■ SUPPLIED MATERIAL

* * * * * * *

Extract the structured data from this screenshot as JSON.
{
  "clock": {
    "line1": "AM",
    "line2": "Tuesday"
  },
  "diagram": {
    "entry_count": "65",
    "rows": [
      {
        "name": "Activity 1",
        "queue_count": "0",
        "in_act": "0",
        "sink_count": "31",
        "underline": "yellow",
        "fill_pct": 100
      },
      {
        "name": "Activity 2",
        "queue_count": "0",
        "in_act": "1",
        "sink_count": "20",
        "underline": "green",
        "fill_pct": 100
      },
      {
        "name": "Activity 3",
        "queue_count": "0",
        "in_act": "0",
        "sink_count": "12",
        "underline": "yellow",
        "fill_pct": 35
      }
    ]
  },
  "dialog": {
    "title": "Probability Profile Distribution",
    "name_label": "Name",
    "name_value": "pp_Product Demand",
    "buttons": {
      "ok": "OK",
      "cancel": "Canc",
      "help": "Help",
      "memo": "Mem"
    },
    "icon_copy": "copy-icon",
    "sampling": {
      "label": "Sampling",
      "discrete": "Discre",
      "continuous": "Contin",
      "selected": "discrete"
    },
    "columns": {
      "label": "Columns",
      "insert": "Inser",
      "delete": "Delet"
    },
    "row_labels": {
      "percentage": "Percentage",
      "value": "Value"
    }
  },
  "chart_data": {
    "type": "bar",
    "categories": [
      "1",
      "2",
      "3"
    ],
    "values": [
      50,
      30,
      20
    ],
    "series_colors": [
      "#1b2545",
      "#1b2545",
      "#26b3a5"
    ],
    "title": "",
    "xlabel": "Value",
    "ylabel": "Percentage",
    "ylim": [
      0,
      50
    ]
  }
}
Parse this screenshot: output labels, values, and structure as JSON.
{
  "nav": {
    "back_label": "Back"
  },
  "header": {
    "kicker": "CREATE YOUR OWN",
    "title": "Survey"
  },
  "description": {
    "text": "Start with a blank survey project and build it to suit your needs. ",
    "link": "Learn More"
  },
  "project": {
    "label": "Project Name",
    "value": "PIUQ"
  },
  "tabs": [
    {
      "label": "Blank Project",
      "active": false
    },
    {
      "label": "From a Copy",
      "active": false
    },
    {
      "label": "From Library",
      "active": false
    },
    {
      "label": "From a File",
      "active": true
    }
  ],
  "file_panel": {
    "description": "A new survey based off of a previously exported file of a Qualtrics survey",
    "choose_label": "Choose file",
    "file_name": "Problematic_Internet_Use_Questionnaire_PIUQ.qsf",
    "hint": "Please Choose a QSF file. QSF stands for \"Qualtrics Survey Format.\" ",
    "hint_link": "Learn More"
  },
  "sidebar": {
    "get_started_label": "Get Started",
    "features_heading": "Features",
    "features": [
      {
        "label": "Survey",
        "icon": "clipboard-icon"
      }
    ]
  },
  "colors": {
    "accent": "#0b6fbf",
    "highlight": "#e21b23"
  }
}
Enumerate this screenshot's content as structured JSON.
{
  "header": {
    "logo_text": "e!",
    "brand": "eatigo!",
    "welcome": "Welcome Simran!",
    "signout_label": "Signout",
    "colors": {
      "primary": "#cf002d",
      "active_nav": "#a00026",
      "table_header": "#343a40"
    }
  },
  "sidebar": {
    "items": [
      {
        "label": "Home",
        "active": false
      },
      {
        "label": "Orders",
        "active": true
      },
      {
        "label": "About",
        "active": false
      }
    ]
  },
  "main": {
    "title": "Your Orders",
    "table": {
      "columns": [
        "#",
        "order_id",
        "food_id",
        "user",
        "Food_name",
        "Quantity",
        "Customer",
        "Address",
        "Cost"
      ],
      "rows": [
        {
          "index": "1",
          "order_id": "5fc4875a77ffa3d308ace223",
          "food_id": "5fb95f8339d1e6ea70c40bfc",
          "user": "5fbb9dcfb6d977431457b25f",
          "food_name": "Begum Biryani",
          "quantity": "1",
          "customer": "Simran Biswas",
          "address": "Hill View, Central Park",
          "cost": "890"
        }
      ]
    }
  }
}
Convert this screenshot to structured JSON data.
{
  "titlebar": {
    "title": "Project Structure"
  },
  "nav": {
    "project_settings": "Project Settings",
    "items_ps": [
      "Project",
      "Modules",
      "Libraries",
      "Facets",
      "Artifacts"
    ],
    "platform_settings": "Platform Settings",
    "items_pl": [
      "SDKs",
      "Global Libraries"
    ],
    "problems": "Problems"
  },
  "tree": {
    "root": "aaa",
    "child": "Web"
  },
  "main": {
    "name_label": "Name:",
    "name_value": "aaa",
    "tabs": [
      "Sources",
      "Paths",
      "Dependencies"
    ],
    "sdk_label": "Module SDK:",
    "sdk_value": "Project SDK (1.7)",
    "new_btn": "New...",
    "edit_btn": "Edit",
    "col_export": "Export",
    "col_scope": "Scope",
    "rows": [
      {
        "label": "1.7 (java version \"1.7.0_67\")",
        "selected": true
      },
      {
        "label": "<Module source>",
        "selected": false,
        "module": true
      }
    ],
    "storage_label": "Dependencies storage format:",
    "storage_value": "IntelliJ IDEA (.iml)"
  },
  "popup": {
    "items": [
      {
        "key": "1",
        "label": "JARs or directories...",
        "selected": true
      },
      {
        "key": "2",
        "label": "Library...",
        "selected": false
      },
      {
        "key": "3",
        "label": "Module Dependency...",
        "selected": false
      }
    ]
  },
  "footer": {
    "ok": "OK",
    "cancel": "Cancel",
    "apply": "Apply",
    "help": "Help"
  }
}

* * * * * * *

■ INSTRUCTION
Within the listing above, work out how many lines contain the string "Simran", and reply with that number only.

■ SOLUTION FOR THIS EXERCISE
2